- TASK ITEM -
Everything in the records below is to be reproduced exactly, apart from the images.

•••

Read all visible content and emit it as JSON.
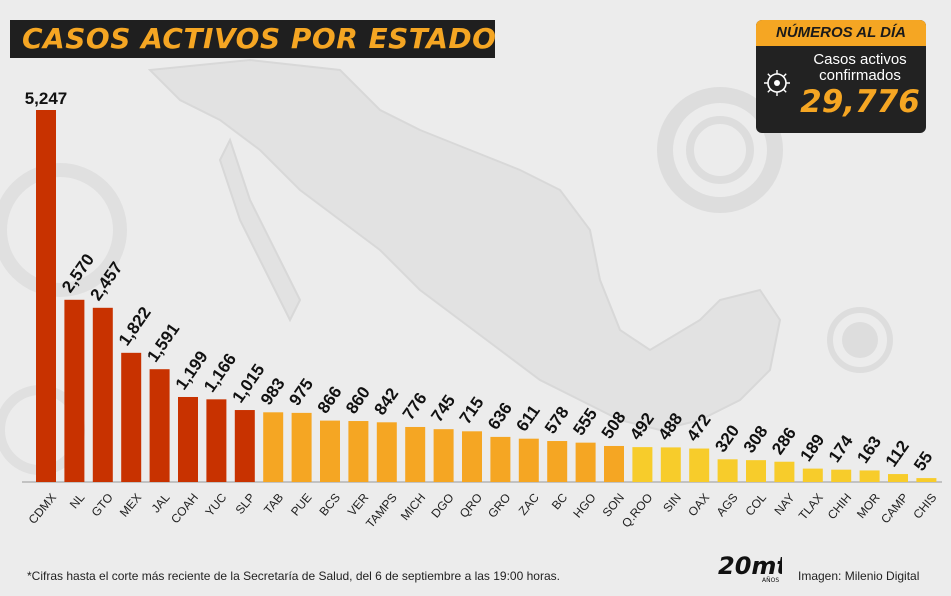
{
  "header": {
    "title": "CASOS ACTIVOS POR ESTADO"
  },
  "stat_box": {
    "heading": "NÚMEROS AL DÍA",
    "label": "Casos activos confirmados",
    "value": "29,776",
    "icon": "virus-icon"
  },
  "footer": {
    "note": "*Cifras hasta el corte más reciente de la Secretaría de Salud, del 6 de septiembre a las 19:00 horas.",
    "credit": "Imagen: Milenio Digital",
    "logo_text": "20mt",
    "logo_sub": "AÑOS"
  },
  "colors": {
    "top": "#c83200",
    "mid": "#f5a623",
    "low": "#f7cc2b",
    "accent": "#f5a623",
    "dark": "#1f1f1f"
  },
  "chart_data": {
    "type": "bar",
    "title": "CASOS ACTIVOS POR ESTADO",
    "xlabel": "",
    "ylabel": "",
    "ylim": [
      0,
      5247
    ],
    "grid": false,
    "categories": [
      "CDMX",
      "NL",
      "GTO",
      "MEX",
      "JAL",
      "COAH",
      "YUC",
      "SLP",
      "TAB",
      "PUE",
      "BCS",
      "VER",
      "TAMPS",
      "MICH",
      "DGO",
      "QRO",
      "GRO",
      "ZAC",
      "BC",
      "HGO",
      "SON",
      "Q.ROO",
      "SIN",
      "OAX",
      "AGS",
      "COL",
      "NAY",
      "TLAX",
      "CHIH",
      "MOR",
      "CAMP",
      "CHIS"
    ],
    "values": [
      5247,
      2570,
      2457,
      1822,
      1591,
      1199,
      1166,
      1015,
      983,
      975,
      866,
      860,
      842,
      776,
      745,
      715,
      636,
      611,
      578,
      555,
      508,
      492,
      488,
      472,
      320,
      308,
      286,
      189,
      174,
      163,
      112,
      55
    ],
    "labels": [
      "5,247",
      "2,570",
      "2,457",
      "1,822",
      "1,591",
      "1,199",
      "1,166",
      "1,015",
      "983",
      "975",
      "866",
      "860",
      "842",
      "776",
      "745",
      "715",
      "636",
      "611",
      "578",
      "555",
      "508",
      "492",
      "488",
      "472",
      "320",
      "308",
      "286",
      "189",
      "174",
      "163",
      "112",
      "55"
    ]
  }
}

•••

- REPLY TO THE EXERCISE -
Read all visible content and emit it as JSON.
{
  "header": {
    "title": "CASOS ACTIVOS POR ESTADO"
  },
  "stat_box": {
    "heading": "NÚMEROS AL DÍA",
    "label": "Casos activos confirmados",
    "value": "29,776",
    "icon": "virus-icon"
  },
  "footer": {
    "note": "*Cifras hasta el corte más reciente de la Secretaría de Salud, del 6 de septiembre a las 19:00 horas.",
    "credit": "Imagen: Milenio Digital",
    "logo_text": "20mt",
    "logo_sub": "AÑOS"
  },
  "colors": {
    "top": "#c83200",
    "mid": "#f5a623",
    "low": "#f7cc2b",
    "accent": "#f5a623",
    "dark": "#1f1f1f"
  },
  "chart_data": {
    "type": "bar",
    "title": "CASOS ACTIVOS POR ESTADO",
    "xlabel": "",
    "ylabel": "",
    "ylim": [
      0,
      5247
    ],
    "grid": false,
    "categories": [
      "CDMX",
      "NL",
      "GTO",
      "MEX",
      "JAL",
      "COAH",
      "YUC",
      "SLP",
      "TAB",
      "PUE",
      "BCS",
      "VER",
      "TAMPS",
      "MICH",
      "DGO",
      "QRO",
      "GRO",
      "ZAC",
      "BC",
      "HGO",
      "SON",
      "Q.ROO",
      "SIN",
      "OAX",
      "AGS",
      "COL",
      "NAY",
      "TLAX",
      "CHIH",
      "MOR",
      "CAMP",
      "CHIS"
    ],
    "values": [
      5247,
      2570,
      2457,
      1822,
      1591,
      1199,
      1166,
      1015,
      983,
      975,
      866,
      860,
      842,
      776,
      745,
      715,
      636,
      611,
      578,
      555,
      508,
      492,
      488,
      472,
      320,
      308,
      286,
      189,
      174,
      163,
      112,
      55
    ],
    "labels": [
      "5,247",
      "2,570",
      "2,457",
      "1,822",
      "1,591",
      "1,199",
      "1,166",
      "1,015",
      "983",
      "975",
      "866",
      "860",
      "842",
      "776",
      "745",
      "715",
      "636",
      "611",
      "578",
      "555",
      "508",
      "492",
      "488",
      "472",
      "320",
      "308",
      "286",
      "189",
      "174",
      "163",
      "112",
      "55"
    ]
  }
}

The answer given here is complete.